What the exercise asks:
Extract every line that includes the string "xlabel".

The data:
_____
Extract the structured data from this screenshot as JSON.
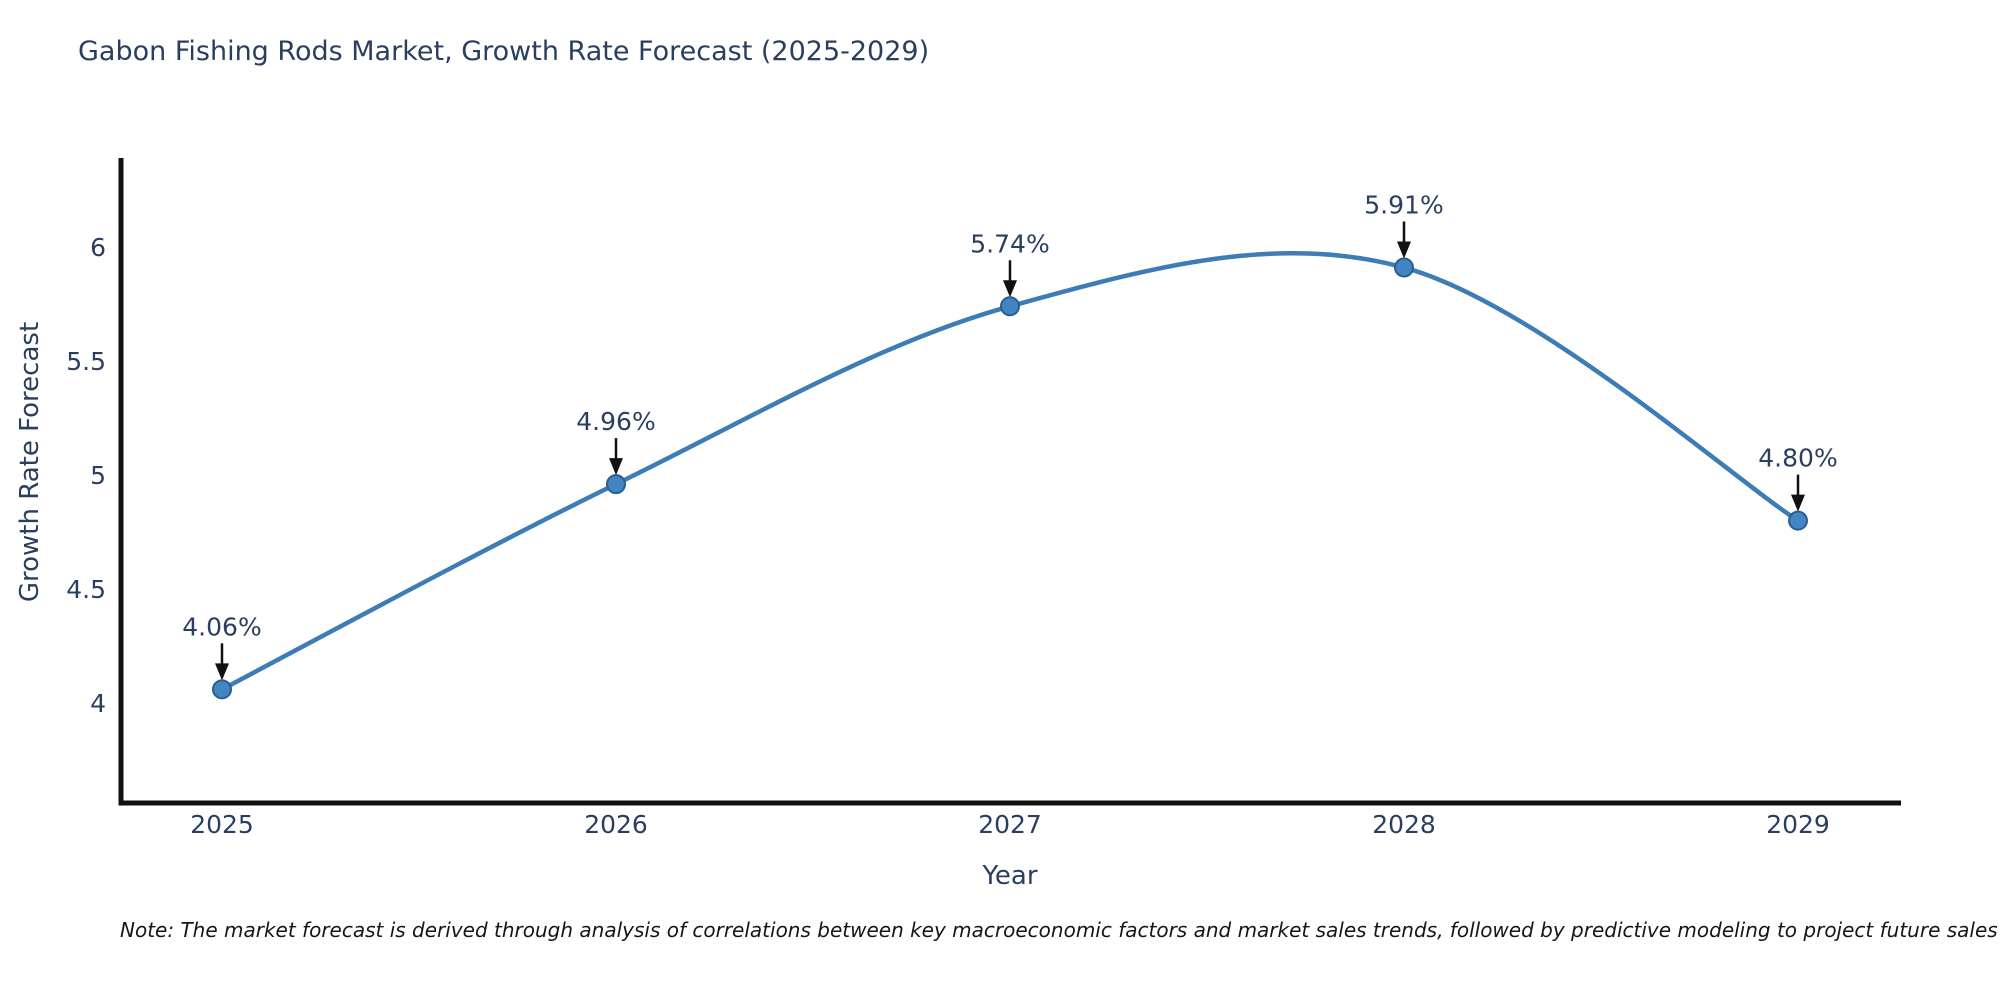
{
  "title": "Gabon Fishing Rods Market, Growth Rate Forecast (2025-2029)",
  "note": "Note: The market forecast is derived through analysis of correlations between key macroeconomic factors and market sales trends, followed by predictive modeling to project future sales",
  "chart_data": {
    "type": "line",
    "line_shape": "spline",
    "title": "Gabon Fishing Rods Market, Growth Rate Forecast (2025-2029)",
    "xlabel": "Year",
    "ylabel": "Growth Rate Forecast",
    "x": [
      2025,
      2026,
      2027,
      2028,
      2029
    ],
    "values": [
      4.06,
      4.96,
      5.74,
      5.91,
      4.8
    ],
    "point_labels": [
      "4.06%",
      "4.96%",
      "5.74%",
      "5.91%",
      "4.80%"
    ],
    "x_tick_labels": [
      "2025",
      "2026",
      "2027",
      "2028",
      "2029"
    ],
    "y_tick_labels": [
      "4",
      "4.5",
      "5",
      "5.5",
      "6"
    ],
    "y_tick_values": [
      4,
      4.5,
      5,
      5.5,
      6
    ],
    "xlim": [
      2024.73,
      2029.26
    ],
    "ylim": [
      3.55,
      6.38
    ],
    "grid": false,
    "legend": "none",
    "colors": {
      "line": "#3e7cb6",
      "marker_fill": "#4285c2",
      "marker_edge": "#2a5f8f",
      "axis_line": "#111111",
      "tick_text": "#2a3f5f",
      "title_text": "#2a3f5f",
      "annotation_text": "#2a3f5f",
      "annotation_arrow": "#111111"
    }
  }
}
_____
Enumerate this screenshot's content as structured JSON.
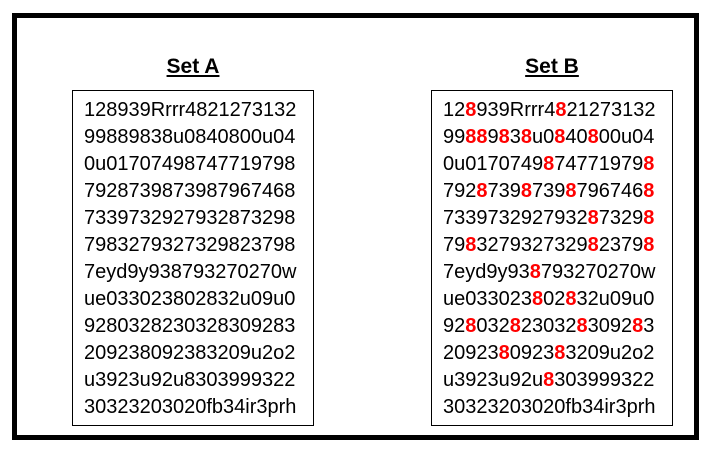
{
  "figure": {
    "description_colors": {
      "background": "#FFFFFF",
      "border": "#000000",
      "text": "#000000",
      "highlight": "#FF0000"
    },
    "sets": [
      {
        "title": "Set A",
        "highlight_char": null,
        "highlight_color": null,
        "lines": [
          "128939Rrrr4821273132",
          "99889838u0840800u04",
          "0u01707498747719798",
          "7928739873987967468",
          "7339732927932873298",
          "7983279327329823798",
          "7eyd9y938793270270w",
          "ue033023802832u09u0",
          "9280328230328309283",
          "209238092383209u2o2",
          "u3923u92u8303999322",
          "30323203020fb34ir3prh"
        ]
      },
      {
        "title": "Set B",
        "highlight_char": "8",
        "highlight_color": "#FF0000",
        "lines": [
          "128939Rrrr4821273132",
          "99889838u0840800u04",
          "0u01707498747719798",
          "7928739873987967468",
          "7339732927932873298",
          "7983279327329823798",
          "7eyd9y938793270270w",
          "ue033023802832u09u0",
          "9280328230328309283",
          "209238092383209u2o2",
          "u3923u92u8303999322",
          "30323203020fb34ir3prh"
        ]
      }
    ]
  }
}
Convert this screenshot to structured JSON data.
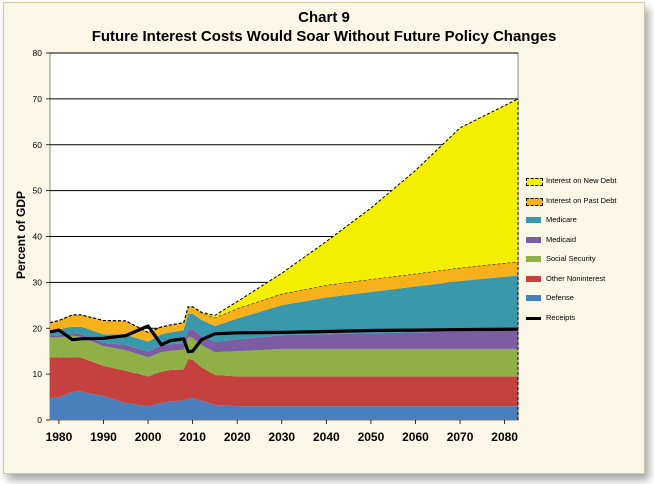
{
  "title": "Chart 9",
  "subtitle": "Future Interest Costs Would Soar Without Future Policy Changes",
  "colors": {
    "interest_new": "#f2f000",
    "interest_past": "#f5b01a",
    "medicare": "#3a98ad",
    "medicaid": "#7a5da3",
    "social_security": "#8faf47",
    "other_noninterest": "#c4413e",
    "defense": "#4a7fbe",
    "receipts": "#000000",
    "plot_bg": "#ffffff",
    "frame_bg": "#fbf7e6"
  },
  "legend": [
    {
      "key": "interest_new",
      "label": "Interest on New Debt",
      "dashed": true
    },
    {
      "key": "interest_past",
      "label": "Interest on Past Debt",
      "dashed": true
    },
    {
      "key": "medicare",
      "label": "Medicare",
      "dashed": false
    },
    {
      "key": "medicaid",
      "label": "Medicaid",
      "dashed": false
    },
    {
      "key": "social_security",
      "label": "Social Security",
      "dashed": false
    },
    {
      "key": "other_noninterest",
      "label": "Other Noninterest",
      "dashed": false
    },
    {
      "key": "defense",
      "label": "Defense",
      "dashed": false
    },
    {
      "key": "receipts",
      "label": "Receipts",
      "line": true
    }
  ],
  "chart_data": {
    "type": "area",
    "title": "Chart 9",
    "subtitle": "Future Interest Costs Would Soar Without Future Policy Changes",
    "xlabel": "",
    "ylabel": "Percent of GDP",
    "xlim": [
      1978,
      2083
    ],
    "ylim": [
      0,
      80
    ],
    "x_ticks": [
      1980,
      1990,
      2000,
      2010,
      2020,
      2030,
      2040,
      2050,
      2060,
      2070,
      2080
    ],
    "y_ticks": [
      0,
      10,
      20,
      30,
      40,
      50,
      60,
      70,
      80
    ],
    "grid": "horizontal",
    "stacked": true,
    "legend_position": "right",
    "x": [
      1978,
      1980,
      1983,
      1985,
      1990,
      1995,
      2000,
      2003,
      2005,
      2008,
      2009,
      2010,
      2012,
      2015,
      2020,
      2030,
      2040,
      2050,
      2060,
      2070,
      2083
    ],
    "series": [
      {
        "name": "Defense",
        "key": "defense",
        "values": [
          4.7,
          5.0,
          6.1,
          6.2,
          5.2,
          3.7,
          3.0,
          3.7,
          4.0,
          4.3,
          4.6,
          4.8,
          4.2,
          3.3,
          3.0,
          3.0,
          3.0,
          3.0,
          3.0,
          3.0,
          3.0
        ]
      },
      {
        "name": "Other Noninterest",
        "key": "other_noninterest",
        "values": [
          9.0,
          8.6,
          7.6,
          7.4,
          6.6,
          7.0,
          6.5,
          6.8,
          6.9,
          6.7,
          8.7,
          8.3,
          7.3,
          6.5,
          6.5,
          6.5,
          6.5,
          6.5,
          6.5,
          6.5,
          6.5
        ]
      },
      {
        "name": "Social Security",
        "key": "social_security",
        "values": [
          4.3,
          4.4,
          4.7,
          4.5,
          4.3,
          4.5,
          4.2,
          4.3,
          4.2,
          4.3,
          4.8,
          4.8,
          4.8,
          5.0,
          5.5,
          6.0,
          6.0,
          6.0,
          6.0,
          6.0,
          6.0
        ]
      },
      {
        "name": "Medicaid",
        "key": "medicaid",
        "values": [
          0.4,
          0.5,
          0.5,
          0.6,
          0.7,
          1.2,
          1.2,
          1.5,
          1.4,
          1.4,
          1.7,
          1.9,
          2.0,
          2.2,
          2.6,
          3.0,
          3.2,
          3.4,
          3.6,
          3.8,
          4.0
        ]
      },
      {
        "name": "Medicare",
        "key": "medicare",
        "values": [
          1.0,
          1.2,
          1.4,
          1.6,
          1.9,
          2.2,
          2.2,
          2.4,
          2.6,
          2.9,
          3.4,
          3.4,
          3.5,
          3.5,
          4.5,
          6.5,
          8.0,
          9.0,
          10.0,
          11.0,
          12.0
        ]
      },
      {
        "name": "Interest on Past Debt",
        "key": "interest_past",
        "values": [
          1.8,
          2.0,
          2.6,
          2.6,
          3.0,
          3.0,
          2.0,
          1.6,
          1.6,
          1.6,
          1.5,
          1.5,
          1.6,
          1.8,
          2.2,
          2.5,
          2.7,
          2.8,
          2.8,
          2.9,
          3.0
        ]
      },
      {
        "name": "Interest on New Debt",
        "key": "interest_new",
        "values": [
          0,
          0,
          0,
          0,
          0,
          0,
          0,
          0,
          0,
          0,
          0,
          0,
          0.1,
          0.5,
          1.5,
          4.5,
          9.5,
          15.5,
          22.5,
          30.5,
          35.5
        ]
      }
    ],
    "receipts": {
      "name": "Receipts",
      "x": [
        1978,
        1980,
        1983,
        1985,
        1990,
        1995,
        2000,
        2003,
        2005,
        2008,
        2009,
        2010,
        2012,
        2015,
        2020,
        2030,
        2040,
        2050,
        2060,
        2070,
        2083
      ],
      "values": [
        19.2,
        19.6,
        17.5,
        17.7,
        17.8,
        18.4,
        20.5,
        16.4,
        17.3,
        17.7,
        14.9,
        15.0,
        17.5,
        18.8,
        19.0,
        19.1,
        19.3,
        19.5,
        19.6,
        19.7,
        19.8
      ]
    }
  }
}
_____
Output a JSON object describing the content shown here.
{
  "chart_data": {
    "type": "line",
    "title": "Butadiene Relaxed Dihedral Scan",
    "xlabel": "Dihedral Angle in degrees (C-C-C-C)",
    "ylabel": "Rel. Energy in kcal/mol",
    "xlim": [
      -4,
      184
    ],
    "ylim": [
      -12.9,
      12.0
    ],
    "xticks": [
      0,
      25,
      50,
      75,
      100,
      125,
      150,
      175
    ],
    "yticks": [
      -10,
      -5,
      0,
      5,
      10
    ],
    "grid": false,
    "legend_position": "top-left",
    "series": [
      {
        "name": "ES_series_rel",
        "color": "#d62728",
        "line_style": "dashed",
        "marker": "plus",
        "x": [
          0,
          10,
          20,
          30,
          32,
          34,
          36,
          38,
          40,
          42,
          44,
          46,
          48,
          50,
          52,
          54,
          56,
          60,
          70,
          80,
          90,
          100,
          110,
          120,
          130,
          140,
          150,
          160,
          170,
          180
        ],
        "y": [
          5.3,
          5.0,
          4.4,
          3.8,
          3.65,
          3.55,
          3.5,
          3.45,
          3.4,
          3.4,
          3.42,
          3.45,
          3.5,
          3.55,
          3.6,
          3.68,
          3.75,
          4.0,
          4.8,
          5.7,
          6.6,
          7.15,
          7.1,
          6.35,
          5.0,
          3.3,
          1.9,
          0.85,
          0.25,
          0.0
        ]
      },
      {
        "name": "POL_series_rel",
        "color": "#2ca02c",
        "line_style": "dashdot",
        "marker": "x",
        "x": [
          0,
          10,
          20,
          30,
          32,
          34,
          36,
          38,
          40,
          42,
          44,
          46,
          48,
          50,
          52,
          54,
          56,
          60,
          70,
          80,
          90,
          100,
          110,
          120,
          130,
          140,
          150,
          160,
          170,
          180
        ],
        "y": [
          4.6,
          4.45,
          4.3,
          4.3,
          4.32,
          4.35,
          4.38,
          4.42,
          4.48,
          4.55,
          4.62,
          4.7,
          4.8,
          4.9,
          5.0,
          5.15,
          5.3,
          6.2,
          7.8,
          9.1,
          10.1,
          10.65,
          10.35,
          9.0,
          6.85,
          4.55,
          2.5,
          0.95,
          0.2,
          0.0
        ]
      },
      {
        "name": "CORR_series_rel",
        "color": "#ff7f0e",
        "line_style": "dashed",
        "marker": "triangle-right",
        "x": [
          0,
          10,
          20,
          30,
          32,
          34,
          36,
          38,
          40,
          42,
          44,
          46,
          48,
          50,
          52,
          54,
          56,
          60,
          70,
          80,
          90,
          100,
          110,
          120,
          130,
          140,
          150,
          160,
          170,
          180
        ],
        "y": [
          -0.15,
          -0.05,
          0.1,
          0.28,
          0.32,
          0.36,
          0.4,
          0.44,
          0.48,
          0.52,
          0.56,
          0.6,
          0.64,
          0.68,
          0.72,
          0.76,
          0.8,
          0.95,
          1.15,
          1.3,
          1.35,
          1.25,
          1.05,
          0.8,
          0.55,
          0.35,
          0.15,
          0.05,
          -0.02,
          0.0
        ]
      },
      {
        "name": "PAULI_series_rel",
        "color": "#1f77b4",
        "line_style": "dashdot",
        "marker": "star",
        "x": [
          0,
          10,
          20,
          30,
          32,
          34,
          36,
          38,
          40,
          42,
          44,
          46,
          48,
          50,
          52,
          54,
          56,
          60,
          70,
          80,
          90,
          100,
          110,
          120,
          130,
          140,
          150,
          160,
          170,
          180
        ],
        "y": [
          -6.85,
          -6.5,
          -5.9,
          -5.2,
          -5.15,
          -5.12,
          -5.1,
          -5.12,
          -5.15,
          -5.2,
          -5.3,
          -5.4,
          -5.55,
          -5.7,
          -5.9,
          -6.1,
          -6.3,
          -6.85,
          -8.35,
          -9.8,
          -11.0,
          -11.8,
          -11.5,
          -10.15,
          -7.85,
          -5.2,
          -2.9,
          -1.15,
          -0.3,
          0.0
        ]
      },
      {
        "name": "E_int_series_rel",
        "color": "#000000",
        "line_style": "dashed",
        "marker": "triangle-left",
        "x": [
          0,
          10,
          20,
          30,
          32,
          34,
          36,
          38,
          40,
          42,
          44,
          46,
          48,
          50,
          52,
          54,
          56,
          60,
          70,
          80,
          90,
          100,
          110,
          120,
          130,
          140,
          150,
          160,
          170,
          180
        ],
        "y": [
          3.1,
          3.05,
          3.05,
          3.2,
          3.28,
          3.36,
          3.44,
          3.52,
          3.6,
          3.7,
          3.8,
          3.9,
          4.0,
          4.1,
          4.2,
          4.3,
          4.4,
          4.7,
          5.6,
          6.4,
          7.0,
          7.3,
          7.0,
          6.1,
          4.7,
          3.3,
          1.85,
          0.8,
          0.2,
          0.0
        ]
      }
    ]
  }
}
_____
Worked answer:
    "xlabel": "Year",
    "xlabel": "",
    "xlabel": "Dihedral Angle in degrees (C-C-C-C)",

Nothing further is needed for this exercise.